**TASK STATEMENT**. Transcribe each record exactly. Include every one.

**SUPPLIED RECORDS**.
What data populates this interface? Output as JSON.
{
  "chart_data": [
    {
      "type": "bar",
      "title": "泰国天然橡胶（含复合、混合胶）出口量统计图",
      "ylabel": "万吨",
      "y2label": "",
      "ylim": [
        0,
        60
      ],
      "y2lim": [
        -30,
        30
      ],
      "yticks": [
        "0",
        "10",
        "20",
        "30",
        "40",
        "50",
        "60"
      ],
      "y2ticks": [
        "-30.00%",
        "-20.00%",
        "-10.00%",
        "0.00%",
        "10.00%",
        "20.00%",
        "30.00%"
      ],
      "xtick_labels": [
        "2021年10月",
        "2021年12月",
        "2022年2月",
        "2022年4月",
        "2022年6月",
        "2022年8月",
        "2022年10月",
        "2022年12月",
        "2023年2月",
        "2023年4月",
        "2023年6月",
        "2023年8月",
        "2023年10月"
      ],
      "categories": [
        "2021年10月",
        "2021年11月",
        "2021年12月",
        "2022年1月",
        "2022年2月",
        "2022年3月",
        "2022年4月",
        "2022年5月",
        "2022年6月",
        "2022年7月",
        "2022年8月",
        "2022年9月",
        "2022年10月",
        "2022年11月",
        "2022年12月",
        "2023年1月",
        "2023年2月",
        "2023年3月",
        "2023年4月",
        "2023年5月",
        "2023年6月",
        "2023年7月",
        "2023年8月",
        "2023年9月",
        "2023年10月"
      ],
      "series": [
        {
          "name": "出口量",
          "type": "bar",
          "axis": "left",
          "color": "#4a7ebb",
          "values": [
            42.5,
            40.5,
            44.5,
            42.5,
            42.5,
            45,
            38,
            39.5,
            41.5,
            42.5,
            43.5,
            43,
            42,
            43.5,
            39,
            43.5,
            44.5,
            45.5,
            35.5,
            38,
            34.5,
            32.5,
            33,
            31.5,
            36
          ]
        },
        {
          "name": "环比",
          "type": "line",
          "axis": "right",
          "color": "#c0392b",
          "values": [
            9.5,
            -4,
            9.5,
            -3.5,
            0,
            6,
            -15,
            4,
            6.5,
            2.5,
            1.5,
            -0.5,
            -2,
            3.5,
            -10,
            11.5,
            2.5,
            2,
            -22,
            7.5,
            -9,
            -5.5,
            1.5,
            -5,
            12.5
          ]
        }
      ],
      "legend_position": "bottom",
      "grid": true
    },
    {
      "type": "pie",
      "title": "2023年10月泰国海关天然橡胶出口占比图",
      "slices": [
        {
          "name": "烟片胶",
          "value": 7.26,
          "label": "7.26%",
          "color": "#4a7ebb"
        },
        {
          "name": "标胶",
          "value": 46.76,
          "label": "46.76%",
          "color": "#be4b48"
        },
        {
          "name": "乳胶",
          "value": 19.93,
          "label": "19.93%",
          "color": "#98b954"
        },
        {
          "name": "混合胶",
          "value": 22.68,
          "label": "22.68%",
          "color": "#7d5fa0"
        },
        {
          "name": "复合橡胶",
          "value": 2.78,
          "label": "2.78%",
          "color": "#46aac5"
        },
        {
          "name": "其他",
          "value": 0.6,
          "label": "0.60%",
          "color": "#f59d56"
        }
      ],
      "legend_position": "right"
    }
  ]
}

**COMPLETED TASK**.
What data populates this interface? Output as JSON.
{
  "chart_data": [
    {
      "type": "bar",
      "title": "泰国天然橡胶（含复合、混合胶）出口量统计图",
      "ylabel": "万吨",
      "y2label": "",
      "ylim": [
        0,
        60
      ],
      "y2lim": [
        -30,
        30
      ],
      "yticks": [
        "0",
        "10",
        "20",
        "30",
        "40",
        "50",
        "60"
      ],
      "y2ticks": [
        "-30.00%",
        "-20.00%",
        "-10.00%",
        "0.00%",
        "10.00%",
        "20.00%",
        "30.00%"
      ],
      "xtick_labels": [
        "2021年10月",
        "2021年12月",
        "2022年2月",
        "2022年4月",
        "2022年6月",
        "2022年8月",
        "2022年10月",
        "2022年12月",
        "2023年2月",
        "2023年4月",
        "2023年6月",
        "2023年8月",
        "2023年10月"
      ],
      "categories": [
        "2021年10月",
        "2021年11月",
        "2021年12月",
        "2022年1月",
        "2022年2月",
        "2022年3月",
        "2022年4月",
        "2022年5月",
        "2022年6月",
        "2022年7月",
        "2022年8月",
        "2022年9月",
        "2022年10月",
        "2022年11月",
        "2022年12月",
        "2023年1月",
        "2023年2月",
        "2023年3月",
        "2023年4月",
        "2023年5月",
        "2023年6月",
        "2023年7月",
        "2023年8月",
        "2023年9月",
        "2023年10月"
      ],
      "series": [
        {
          "name": "出口量",
          "type": "bar",
          "axis": "left",
          "color": "#4a7ebb",
          "values": [
            42.5,
            40.5,
            44.5,
            42.5,
            42.5,
            45,
            38,
            39.5,
            41.5,
            42.5,
            43.5,
            43,
            42,
            43.5,
            39,
            43.5,
            44.5,
            45.5,
            35.5,
            38,
            34.5,
            32.5,
            33,
            31.5,
            36
          ]
        },
        {
          "name": "环比",
          "type": "line",
          "axis": "right",
          "color": "#c0392b",
          "values": [
            9.5,
            -4,
            9.5,
            -3.5,
            0,
            6,
            -15,
            4,
            6.5,
            2.5,
            1.5,
            -0.5,
            -2,
            3.5,
            -10,
            11.5,
            2.5,
            2,
            -22,
            7.5,
            -9,
            -5.5,
            1.5,
            -5,
            12.5
          ]
        }
      ],
      "legend_position": "bottom",
      "grid": true
    },
    {
      "type": "pie",
      "title": "2023年10月泰国海关天然橡胶出口占比图",
      "slices": [
        {
          "name": "烟片胶",
          "value": 7.26,
          "label": "7.26%",
          "color": "#4a7ebb"
        },
        {
          "name": "标胶",
          "value": 46.76,
          "label": "46.76%",
          "color": "#be4b48"
        },
        {
          "name": "乳胶",
          "value": 19.93,
          "label": "19.93%",
          "color": "#98b954"
        },
        {
          "name": "混合胶",
          "value": 22.68,
          "label": "22.68%",
          "color": "#7d5fa0"
        },
        {
          "name": "复合橡胶",
          "value": 2.78,
          "label": "2.78%",
          "color": "#46aac5"
        },
        {
          "name": "其他",
          "value": 0.6,
          "label": "0.60%",
          "color": "#f59d56"
        }
      ],
      "legend_position": "right"
    }
  ]
}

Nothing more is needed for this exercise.